• Task details
Print the entries below word for word; the pictures stay out of your copy.

• Data provided
※

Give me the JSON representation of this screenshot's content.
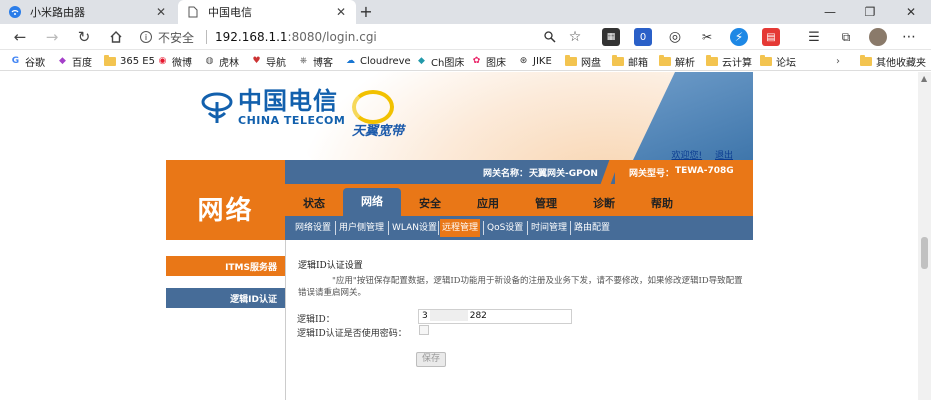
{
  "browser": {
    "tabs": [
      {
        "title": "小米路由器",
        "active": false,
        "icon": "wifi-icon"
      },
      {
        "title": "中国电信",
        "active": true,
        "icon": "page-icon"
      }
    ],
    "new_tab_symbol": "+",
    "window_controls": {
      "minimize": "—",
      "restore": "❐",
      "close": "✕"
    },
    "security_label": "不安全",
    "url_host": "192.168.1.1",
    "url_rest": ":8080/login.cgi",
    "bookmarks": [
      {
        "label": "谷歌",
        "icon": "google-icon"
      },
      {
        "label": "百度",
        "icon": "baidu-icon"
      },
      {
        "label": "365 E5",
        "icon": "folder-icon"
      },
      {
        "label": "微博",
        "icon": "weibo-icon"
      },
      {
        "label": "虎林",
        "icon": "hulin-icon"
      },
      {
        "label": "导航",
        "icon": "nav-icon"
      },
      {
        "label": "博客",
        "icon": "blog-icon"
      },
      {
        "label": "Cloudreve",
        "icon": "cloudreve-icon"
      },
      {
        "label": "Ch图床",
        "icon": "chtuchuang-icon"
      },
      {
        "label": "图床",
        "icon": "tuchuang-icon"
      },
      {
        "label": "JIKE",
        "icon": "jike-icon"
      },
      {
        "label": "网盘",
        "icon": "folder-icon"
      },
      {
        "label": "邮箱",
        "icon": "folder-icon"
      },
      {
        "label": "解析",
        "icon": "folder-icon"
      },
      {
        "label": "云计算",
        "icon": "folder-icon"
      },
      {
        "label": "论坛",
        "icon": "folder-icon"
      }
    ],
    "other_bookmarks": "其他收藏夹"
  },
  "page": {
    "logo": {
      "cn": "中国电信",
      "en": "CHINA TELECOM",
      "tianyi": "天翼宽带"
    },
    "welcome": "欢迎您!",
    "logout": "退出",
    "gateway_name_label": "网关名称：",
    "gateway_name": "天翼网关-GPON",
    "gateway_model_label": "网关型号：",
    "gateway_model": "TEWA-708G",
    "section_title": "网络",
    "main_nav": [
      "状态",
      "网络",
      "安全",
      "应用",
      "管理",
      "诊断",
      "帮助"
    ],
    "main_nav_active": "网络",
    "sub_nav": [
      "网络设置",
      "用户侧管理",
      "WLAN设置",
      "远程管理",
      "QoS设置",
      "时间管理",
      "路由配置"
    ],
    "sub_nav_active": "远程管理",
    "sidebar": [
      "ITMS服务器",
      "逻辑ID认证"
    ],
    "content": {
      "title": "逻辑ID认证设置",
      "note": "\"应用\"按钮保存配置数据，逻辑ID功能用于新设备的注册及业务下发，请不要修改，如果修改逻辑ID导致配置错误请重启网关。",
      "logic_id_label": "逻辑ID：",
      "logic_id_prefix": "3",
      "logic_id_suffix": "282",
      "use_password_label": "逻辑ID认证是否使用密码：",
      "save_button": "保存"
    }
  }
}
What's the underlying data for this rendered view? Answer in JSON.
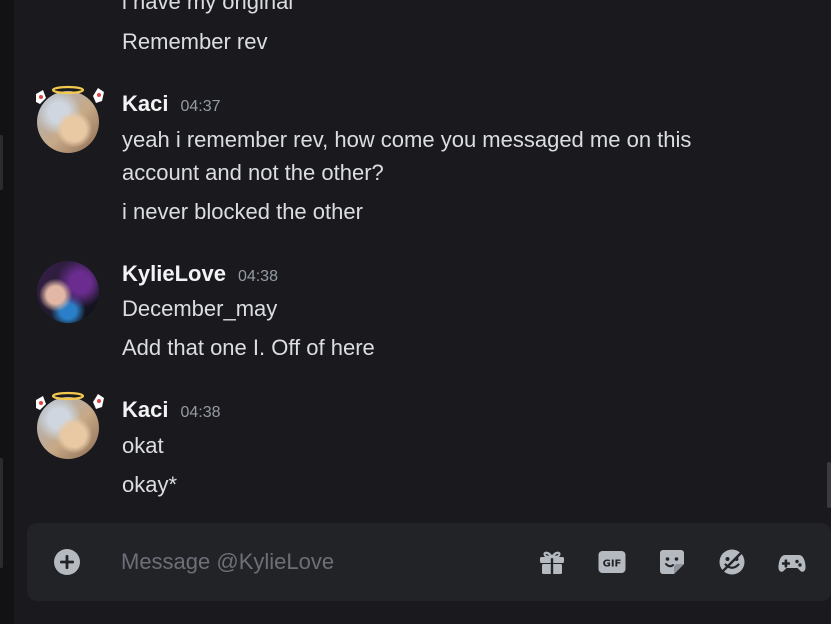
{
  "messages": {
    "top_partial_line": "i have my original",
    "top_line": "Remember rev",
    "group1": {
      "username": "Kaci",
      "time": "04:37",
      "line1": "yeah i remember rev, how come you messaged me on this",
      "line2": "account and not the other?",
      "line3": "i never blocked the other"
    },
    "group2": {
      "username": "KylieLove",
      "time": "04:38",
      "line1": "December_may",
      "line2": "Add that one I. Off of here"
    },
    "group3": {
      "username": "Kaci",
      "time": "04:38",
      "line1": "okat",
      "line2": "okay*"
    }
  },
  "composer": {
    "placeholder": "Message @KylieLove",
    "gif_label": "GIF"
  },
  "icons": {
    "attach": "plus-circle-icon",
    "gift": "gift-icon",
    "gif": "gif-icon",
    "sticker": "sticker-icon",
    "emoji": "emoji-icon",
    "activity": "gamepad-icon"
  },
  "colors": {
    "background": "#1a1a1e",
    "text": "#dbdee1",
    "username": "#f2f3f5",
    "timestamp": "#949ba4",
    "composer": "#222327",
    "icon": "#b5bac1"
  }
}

※

• Response below
Give me the JSON representation of this screenshot's content.
{
  "browser": {
    "tabs": [
      {
        "title": "小米路由器",
        "active": false,
        "icon": "wifi-icon"
      },
      {
        "title": "中国电信",
        "active": true,
        "icon": "page-icon"
      }
    ],
    "new_tab_symbol": "+",
    "window_controls": {
      "minimize": "—",
      "restore": "❐",
      "close": "✕"
    },
    "security_label": "不安全",
    "url_host": "192.168.1.1",
    "url_rest": ":8080/login.cgi",
    "bookmarks": [
      {
        "label": "谷歌",
        "icon": "google-icon"
      },
      {
        "label": "百度",
        "icon": "baidu-icon"
      },
      {
        "label": "365 E5",
        "icon": "folder-icon"
      },
      {
        "label": "微博",
        "icon": "weibo-icon"
      },
      {
        "label": "虎林",
        "icon": "hulin-icon"
      },
      {
        "label": "导航",
        "icon": "nav-icon"
      },
      {
        "label": "博客",
        "icon": "blog-icon"
      },
      {
        "label": "Cloudreve",
        "icon": "cloudreve-icon"
      },
      {
        "label": "Ch图床",
        "icon": "chtuchuang-icon"
      },
      {
        "label": "图床",
        "icon": "tuchuang-icon"
      },
      {
        "label": "JIKE",
        "icon": "jike-icon"
      },
      {
        "label": "网盘",
        "icon": "folder-icon"
      },
      {
        "label": "邮箱",
        "icon": "folder-icon"
      },
      {
        "label": "解析",
        "icon": "folder-icon"
      },
      {
        "label": "云计算",
        "icon": "folder-icon"
      },
      {
        "label": "论坛",
        "icon": "folder-icon"
      }
    ],
    "other_bookmarks": "其他收藏夹"
  },
  "page": {
    "logo": {
      "cn": "中国电信",
      "en": "CHINA TELECOM",
      "tianyi": "天翼宽带"
    },
    "welcome": "欢迎您!",
    "logout": "退出",
    "gateway_name_label": "网关名称：",
    "gateway_name": "天翼网关-GPON",
    "gateway_model_label": "网关型号：",
    "gateway_model": "TEWA-708G",
    "section_title": "网络",
    "main_nav": [
      "状态",
      "网络",
      "安全",
      "应用",
      "管理",
      "诊断",
      "帮助"
    ],
    "main_nav_active": "网络",
    "sub_nav": [
      "网络设置",
      "用户侧管理",
      "WLAN设置",
      "远程管理",
      "QoS设置",
      "时间管理",
      "路由配置"
    ],
    "sub_nav_active": "远程管理",
    "sidebar": [
      "ITMS服务器",
      "逻辑ID认证"
    ],
    "content": {
      "title": "逻辑ID认证设置",
      "note": "\"应用\"按钮保存配置数据，逻辑ID功能用于新设备的注册及业务下发，请不要修改，如果修改逻辑ID导致配置错误请重启网关。",
      "logic_id_label": "逻辑ID：",
      "logic_id_prefix": "3",
      "logic_id_suffix": "282",
      "use_password_label": "逻辑ID认证是否使用密码：",
      "save_button": "保存"
    }
  }
}
What's the underlying data for this rendered view? Answer in JSON.
{
  "messages": {
    "top_partial_line": "i have my original",
    "top_line": "Remember rev",
    "group1": {
      "username": "Kaci",
      "time": "04:37",
      "line1": "yeah i remember rev, how come you messaged me on this",
      "line2": "account and not the other?",
      "line3": "i never blocked the other"
    },
    "group2": {
      "username": "KylieLove",
      "time": "04:38",
      "line1": "December_may",
      "line2": "Add that one I. Off of here"
    },
    "group3": {
      "username": "Kaci",
      "time": "04:38",
      "line1": "okat",
      "line2": "okay*"
    }
  },
  "composer": {
    "placeholder": "Message @KylieLove",
    "gif_label": "GIF"
  },
  "icons": {
    "attach": "plus-circle-icon",
    "gift": "gift-icon",
    "gif": "gif-icon",
    "sticker": "sticker-icon",
    "emoji": "emoji-icon",
    "activity": "gamepad-icon"
  },
  "colors": {
    "background": "#1a1a1e",
    "text": "#dbdee1",
    "username": "#f2f3f5",
    "timestamp": "#949ba4",
    "composer": "#222327",
    "icon": "#b5bac1"
  }
}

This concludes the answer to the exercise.